Figure record extracts:
>>

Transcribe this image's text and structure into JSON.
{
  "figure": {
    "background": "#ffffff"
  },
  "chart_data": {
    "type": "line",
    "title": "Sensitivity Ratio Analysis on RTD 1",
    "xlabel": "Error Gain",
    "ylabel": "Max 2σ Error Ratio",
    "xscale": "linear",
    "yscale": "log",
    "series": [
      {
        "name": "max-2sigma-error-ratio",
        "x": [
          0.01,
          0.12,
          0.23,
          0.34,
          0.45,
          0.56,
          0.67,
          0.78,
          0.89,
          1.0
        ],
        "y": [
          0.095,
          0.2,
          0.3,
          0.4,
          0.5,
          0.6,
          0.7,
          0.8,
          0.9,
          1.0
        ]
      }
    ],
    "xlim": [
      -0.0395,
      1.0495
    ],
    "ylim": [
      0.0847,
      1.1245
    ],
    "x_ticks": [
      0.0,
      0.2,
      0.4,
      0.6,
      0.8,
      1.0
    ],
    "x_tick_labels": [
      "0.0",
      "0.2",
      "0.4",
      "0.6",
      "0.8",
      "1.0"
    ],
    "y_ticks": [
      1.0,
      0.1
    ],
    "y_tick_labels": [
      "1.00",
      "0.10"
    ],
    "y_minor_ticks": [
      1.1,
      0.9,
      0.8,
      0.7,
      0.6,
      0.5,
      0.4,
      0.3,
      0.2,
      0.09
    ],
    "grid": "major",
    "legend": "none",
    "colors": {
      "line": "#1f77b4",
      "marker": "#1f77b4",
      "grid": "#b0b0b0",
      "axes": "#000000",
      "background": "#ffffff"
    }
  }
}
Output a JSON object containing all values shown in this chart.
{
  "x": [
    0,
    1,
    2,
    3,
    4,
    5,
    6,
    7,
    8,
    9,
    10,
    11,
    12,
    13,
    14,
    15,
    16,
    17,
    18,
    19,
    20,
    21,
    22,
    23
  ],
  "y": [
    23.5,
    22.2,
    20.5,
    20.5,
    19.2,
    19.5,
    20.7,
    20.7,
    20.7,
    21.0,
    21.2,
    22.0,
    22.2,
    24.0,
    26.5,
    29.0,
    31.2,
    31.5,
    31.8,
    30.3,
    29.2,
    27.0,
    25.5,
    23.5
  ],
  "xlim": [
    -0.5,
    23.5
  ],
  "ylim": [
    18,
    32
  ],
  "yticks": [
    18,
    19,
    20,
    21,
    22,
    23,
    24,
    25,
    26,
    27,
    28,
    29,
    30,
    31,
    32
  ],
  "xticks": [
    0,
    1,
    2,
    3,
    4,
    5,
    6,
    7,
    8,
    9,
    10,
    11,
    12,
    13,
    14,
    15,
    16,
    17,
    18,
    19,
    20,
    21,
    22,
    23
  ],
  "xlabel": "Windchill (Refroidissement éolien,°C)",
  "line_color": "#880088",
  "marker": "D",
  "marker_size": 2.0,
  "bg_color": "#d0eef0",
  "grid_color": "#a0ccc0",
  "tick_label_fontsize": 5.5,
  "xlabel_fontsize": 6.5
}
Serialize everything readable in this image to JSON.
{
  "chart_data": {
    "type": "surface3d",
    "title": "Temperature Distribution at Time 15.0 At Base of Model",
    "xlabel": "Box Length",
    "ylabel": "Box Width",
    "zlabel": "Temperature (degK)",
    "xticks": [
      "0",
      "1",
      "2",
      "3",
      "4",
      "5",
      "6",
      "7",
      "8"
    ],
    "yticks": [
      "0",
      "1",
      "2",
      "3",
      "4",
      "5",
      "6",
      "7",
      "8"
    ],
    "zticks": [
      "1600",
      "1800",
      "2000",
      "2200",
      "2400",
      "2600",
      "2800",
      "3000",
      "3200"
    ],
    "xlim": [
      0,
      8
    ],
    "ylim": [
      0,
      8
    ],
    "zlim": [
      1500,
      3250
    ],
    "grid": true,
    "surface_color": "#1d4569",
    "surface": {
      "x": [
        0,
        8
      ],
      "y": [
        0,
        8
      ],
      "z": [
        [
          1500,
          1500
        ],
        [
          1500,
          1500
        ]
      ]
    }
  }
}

<<

■ **Task directions**:
Set down the material above again, word for word.

■ **Output of the exercise**:
Transcribe this image's text and structure into JSON.
{
  "figure": {
    "background": "#ffffff"
  },
  "chart_data": {
    "type": "line",
    "title": "Sensitivity Ratio Analysis on RTD 1",
    "xlabel": "Error Gain",
    "ylabel": "Max 2σ Error Ratio",
    "xscale": "linear",
    "yscale": "log",
    "series": [
      {
        "name": "max-2sigma-error-ratio",
        "x": [
          0.01,
          0.12,
          0.23,
          0.34,
          0.45,
          0.56,
          0.67,
          0.78,
          0.89,
          1.0
        ],
        "y": [
          0.095,
          0.2,
          0.3,
          0.4,
          0.5,
          0.6,
          0.7,
          0.8,
          0.9,
          1.0
        ]
      }
    ],
    "xlim": [
      -0.0395,
      1.0495
    ],
    "ylim": [
      0.0847,
      1.1245
    ],
    "x_ticks": [
      0.0,
      0.2,
      0.4,
      0.6,
      0.8,
      1.0
    ],
    "x_tick_labels": [
      "0.0",
      "0.2",
      "0.4",
      "0.6",
      "0.8",
      "1.0"
    ],
    "y_ticks": [
      1.0,
      0.1
    ],
    "y_tick_labels": [
      "1.00",
      "0.10"
    ],
    "y_minor_ticks": [
      1.1,
      0.9,
      0.8,
      0.7,
      0.6,
      0.5,
      0.4,
      0.3,
      0.2,
      0.09
    ],
    "grid": "major",
    "legend": "none",
    "colors": {
      "line": "#1f77b4",
      "marker": "#1f77b4",
      "grid": "#b0b0b0",
      "axes": "#000000",
      "background": "#ffffff"
    }
  }
}
Output a JSON object containing all values shown in this chart.
{
  "x": [
    0,
    1,
    2,
    3,
    4,
    5,
    6,
    7,
    8,
    9,
    10,
    11,
    12,
    13,
    14,
    15,
    16,
    17,
    18,
    19,
    20,
    21,
    22,
    23
  ],
  "y": [
    23.5,
    22.2,
    20.5,
    20.5,
    19.2,
    19.5,
    20.7,
    20.7,
    20.7,
    21.0,
    21.2,
    22.0,
    22.2,
    24.0,
    26.5,
    29.0,
    31.2,
    31.5,
    31.8,
    30.3,
    29.2,
    27.0,
    25.5,
    23.5
  ],
  "xlim": [
    -0.5,
    23.5
  ],
  "ylim": [
    18,
    32
  ],
  "yticks": [
    18,
    19,
    20,
    21,
    22,
    23,
    24,
    25,
    26,
    27,
    28,
    29,
    30,
    31,
    32
  ],
  "xticks": [
    0,
    1,
    2,
    3,
    4,
    5,
    6,
    7,
    8,
    9,
    10,
    11,
    12,
    13,
    14,
    15,
    16,
    17,
    18,
    19,
    20,
    21,
    22,
    23
  ],
  "xlabel": "Windchill (Refroidissement éolien,°C)",
  "line_color": "#880088",
  "marker": "D",
  "marker_size": 2.0,
  "bg_color": "#d0eef0",
  "grid_color": "#a0ccc0",
  "tick_label_fontsize": 5.5,
  "xlabel_fontsize": 6.5
}
Serialize everything readable in this image to JSON.
{
  "chart_data": {
    "type": "surface3d",
    "title": "Temperature Distribution at Time 15.0 At Base of Model",
    "xlabel": "Box Length",
    "ylabel": "Box Width",
    "zlabel": "Temperature (degK)",
    "xticks": [
      "0",
      "1",
      "2",
      "3",
      "4",
      "5",
      "6",
      "7",
      "8"
    ],
    "yticks": [
      "0",
      "1",
      "2",
      "3",
      "4",
      "5",
      "6",
      "7",
      "8"
    ],
    "zticks": [
      "1600",
      "1800",
      "2000",
      "2200",
      "2400",
      "2600",
      "2800",
      "3000",
      "3200"
    ],
    "xlim": [
      0,
      8
    ],
    "ylim": [
      0,
      8
    ],
    "zlim": [
      1500,
      3250
    ],
    "grid": true,
    "surface_color": "#1d4569",
    "surface": {
      "x": [
        0,
        8
      ],
      "y": [
        0,
        8
      ],
      "z": [
        [
          1500,
          1500
        ],
        [
          1500,
          1500
        ]
      ]
    }
  }
}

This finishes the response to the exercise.